» **STATED GOAL**
An exact copy of all the data is required, with pictures left out.

» **INPUT**
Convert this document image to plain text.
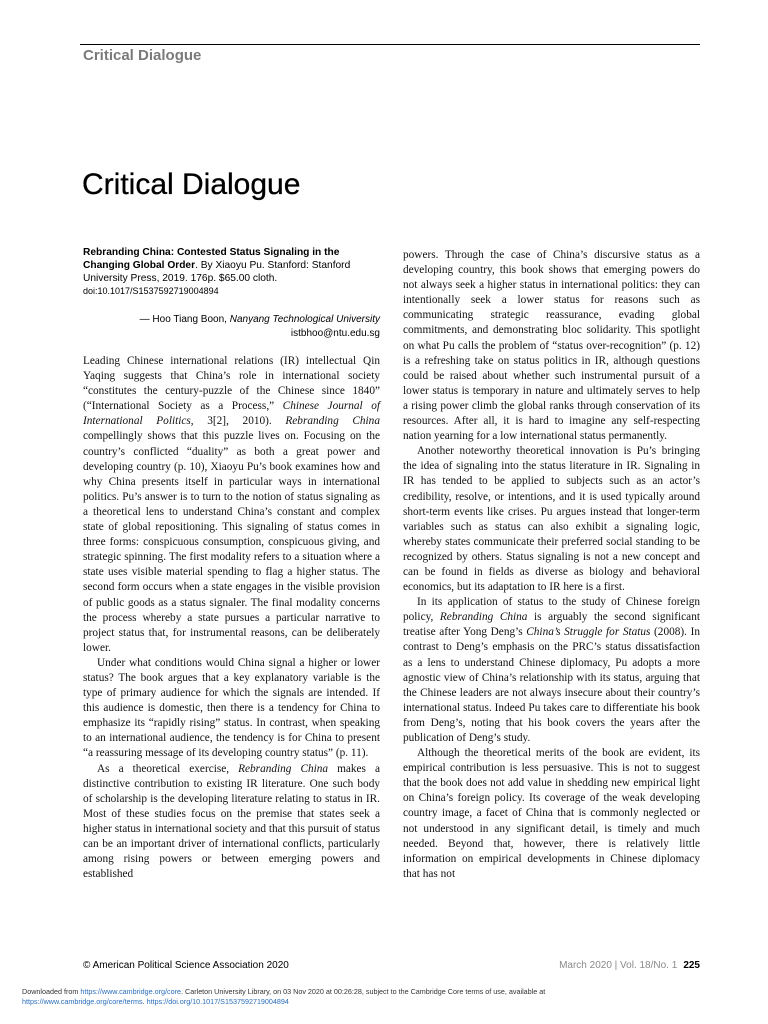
Critical Dialogue
Critical Dialogue
Rebranding China: Contested Status Signaling in the Changing Global Order. By Xiaoyu Pu. Stanford: Stanford University Press, 2019. 176p. $65.00 cloth.
doi:10.1017/S1537592719004894
— Hoo Tiang Boon, Nanyang Technological University
istbhoo@ntu.edu.sg

Leading Chinese international relations (IR) intellectual Qin Yaqing suggests that China’s role in international society “constitutes the century-puzzle of the Chinese since 1840” (“International Society as a Process,” Chinese Journal of International Politics, 3[2], 2010). Rebranding China compellingly shows that this puzzle lives on. Focusing on the country’s conflicted “duality” as both a great power and developing country (p. 10), Xiaoyu Pu’s book examines how and why China presents itself in particular ways in international politics. Pu’s answer is to turn to the notion of status signaling as a theoretical lens to understand China’s constant and complex state of global repositioning. This signaling of status comes in three forms: conspicuous consumption, conspicuous giving, and strategic spinning. The first modality refers to a situation where a state uses visible material spending to flag a higher status. The second form occurs when a state engages in the visible provision of public goods as a status signaler. The final modality concerns the process whereby a state pursues a particular narrative to project status that, for instrumental reasons, can be deliberately lower.

Under what conditions would China signal a higher or lower status? The book argues that a key explanatory variable is the type of primary audience for which the signals are intended. If this audience is domestic, then there is a tendency for China to emphasize its “rapidly rising” status. In contrast, when speaking to an international audience, the tendency is for China to present “a reassuring message of its developing country status” (p. 11).

As a theoretical exercise, Rebranding China makes a distinctive contribution to existing IR literature. One such body of scholarship is the developing literature relating to status in IR. Most of these studies focus on the premise that states seek a higher status in international society and that this pursuit of status can be an important driver of international conflicts, particularly among rising powers or between emerging powers and established

powers. Through the case of China’s discursive status as a developing country, this book shows that emerging powers do not always seek a higher status in international politics: they can intentionally seek a lower status for reasons such as communicating strategic reassurance, evading global commitments, and demonstrating bloc solidarity. This spotlight on what Pu calls the problem of “status over-recognition” (p. 12) is a refreshing take on status politics in IR, although questions could be raised about whether such instrumental pursuit of a lower status is temporary in nature and ultimately serves to help a rising power climb the global ranks through conservation of its resources. After all, it is hard to imagine any self-respecting nation yearning for a low international status permanently.

Another noteworthy theoretical innovation is Pu’s bringing the idea of signaling into the status literature in IR. Signaling in IR has tended to be applied to subjects such as an actor’s credibility, resolve, or intentions, and it is used typically around short-term events like crises. Pu argues instead that longer-term variables such as status can also exhibit a signaling logic, whereby states communicate their preferred social standing to be recognized by others. Status signaling is not a new concept and can be found in fields as diverse as biology and behavioral economics, but its adaptation to IR here is a first.

In its application of status to the study of Chinese foreign policy, Rebranding China is arguably the second significant treatise after Yong Deng’s China’s Struggle for Status (2008). In contrast to Deng’s emphasis on the PRC’s status dissatisfaction as a lens to understand Chinese diplomacy, Pu adopts a more agnostic view of China’s relationship with its status, arguing that the Chinese leaders are not always insecure about their country’s international status. Indeed Pu takes care to differentiate his book from Deng’s, noting that his book covers the years after the publication of Deng’s study.

Although the theoretical merits of the book are evident, its empirical contribution is less persuasive. This is not to suggest that the book does not add value in shedding new empirical light on China’s foreign policy. Its coverage of the weak developing country image, a facet of China that is commonly neglected or not understood in any significant detail, is timely and much needed. Beyond that, however, there is relatively little information on empirical developments in Chinese diplomacy that has not

© American Political Science Association 2020	March 2020 | Vol. 18/No. 1 225
Downloaded from https://www.cambridge.org/core. Carleton University Library, on 03 Nov 2020 at 00:26:28, subject to the Cambridge Core terms of use, available at
https://www.cambridge.org/core/terms. https://doi.org/10.1017/S1537592719004894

» **TASK OUTPUT**
Convert this document image to plain text.
Critical Dialogue
Critical Dialogue
Rebranding China: Contested Status Signaling in the Changing Global Order. By Xiaoyu Pu. Stanford: Stanford University Press, 2019. 176p. $65.00 cloth.
doi:10.1017/S1537592719004894
— Hoo Tiang Boon, Nanyang Technological University
istbhoo@ntu.edu.sg

Leading Chinese international relations (IR) intellectual Qin Yaqing suggests that China’s role in international society “constitutes the century-puzzle of the Chinese since 1840” (“International Society as a Process,” Chinese Journal of International Politics, 3[2], 2010). Rebranding China compellingly shows that this puzzle lives on. Focusing on the country’s conflicted “duality” as both a great power and developing country (p. 10), Xiaoyu Pu’s book examines how and why China presents itself in particular ways in international politics. Pu’s answer is to turn to the notion of status signaling as a theoretical lens to understand China’s constant and complex state of global repositioning. This signaling of status comes in three forms: conspicuous consumption, conspicuous giving, and strategic spinning. The first modality refers to a situation where a state uses visible material spending to flag a higher status. The second form occurs when a state engages in the visible provision of public goods as a status signaler. The final modality concerns the process whereby a state pursues a particular narrative to project status that, for instrumental reasons, can be deliberately lower.

Under what conditions would China signal a higher or lower status? The book argues that a key explanatory variable is the type of primary audience for which the signals are intended. If this audience is domestic, then there is a tendency for China to emphasize its “rapidly rising” status. In contrast, when speaking to an international audience, the tendency is for China to present “a reassuring message of its developing country status” (p. 11).

As a theoretical exercise, Rebranding China makes a distinctive contribution to existing IR literature. One such body of scholarship is the developing literature relating to status in IR. Most of these studies focus on the premise that states seek a higher status in international society and that this pursuit of status can be an important driver of international conflicts, particularly among rising powers or between emerging powers and established

powers. Through the case of China’s discursive status as a developing country, this book shows that emerging powers do not always seek a higher status in international politics: they can intentionally seek a lower status for reasons such as communicating strategic reassurance, evading global commitments, and demonstrating bloc solidarity. This spotlight on what Pu calls the problem of “status over-recognition” (p. 12) is a refreshing take on status politics in IR, although questions could be raised about whether such instrumental pursuit of a lower status is temporary in nature and ultimately serves to help a rising power climb the global ranks through conservation of its resources. After all, it is hard to imagine any self-respecting nation yearning for a low international status permanently.

Another noteworthy theoretical innovation is Pu’s bringing the idea of signaling into the status literature in IR. Signaling in IR has tended to be applied to subjects such as an actor’s credibility, resolve, or intentions, and it is used typically around short-term events like crises. Pu argues instead that longer-term variables such as status can also exhibit a signaling logic, whereby states communicate their preferred social standing to be recognized by others. Status signaling is not a new concept and can be found in fields as diverse as biology and behavioral economics, but its adaptation to IR here is a first.

In its application of status to the study of Chinese foreign policy, Rebranding China is arguably the second significant treatise after Yong Deng’s China’s Struggle for Status (2008). In contrast to Deng’s emphasis on the PRC’s status dissatisfaction as a lens to understand Chinese diplomacy, Pu adopts a more agnostic view of China’s relationship with its status, arguing that the Chinese leaders are not always insecure about their country’s international status. Indeed Pu takes care to differentiate his book from Deng’s, noting that his book covers the years after the publication of Deng’s study.

Although the theoretical merits of the book are evident, its empirical contribution is less persuasive. This is not to suggest that the book does not add value in shedding new empirical light on China’s foreign policy. Its coverage of the weak developing country image, a facet of China that is commonly neglected or not understood in any significant detail, is timely and much needed. Beyond that, however, there is relatively little information on empirical developments in Chinese diplomacy that has not

© American Political Science Association 2020	March 2020 | Vol. 18/No. 1 225
Downloaded from https://www.cambridge.org/core. Carleton University Library, on 03 Nov 2020 at 00:26:28, subject to the Cambridge Core terms of use, available at
https://www.cambridge.org/core/terms. https://doi.org/10.1017/S1537592719004894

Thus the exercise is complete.